**Aim of the task**
Word for word, restate every line of the material.
— BEGIN —
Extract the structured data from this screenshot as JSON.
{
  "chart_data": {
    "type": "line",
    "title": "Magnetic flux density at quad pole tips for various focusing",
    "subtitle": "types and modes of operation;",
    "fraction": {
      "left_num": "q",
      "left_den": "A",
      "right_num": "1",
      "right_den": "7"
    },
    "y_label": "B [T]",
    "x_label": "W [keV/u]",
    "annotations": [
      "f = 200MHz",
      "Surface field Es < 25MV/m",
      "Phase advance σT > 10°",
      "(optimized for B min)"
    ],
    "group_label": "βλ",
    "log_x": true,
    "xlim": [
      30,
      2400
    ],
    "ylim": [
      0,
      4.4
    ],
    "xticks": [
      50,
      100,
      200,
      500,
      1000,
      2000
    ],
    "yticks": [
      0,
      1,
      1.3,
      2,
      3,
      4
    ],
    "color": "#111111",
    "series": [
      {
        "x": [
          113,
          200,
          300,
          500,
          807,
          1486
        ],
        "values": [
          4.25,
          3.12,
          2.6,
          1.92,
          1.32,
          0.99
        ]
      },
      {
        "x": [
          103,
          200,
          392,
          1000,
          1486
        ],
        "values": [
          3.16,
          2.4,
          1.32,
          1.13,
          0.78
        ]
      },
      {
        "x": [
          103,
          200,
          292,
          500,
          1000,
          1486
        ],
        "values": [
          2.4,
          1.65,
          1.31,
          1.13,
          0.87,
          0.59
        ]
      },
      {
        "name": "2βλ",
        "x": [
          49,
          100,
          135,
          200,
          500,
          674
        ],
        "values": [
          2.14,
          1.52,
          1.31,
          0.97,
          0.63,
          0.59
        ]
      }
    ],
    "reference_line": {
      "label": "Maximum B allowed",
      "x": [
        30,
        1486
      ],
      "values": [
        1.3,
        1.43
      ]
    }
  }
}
— END —
**Solution for this exercise**
Extract the structured data from this screenshot as JSON.
{
  "chart_data": {
    "type": "line",
    "title": "Magnetic flux density at quad pole tips for various focusing",
    "subtitle": "types and modes of operation;",
    "fraction": {
      "left_num": "q",
      "left_den": "A",
      "right_num": "1",
      "right_den": "7"
    },
    "y_label": "B [T]",
    "x_label": "W [keV/u]",
    "annotations": [
      "f = 200MHz",
      "Surface field Es < 25MV/m",
      "Phase advance σT > 10°",
      "(optimized for B min)"
    ],
    "group_label": "βλ",
    "log_x": true,
    "xlim": [
      30,
      2400
    ],
    "ylim": [
      0,
      4.4
    ],
    "xticks": [
      50,
      100,
      200,
      500,
      1000,
      2000
    ],
    "yticks": [
      0,
      1,
      1.3,
      2,
      3,
      4
    ],
    "color": "#111111",
    "series": [
      {
        "x": [
          113,
          200,
          300,
          500,
          807,
          1486
        ],
        "values": [
          4.25,
          3.12,
          2.6,
          1.92,
          1.32,
          0.99
        ]
      },
      {
        "x": [
          103,
          200,
          392,
          1000,
          1486
        ],
        "values": [
          3.16,
          2.4,
          1.32,
          1.13,
          0.78
        ]
      },
      {
        "x": [
          103,
          200,
          292,
          500,
          1000,
          1486
        ],
        "values": [
          2.4,
          1.65,
          1.31,
          1.13,
          0.87,
          0.59
        ]
      },
      {
        "name": "2βλ",
        "x": [
          49,
          100,
          135,
          200,
          500,
          674
        ],
        "values": [
          2.14,
          1.52,
          1.31,
          0.97,
          0.63,
          0.59
        ]
      }
    ],
    "reference_line": {
      "label": "Maximum B allowed",
      "x": [
        30,
        1486
      ],
      "values": [
        1.3,
        1.43
      ]
    }
  }
}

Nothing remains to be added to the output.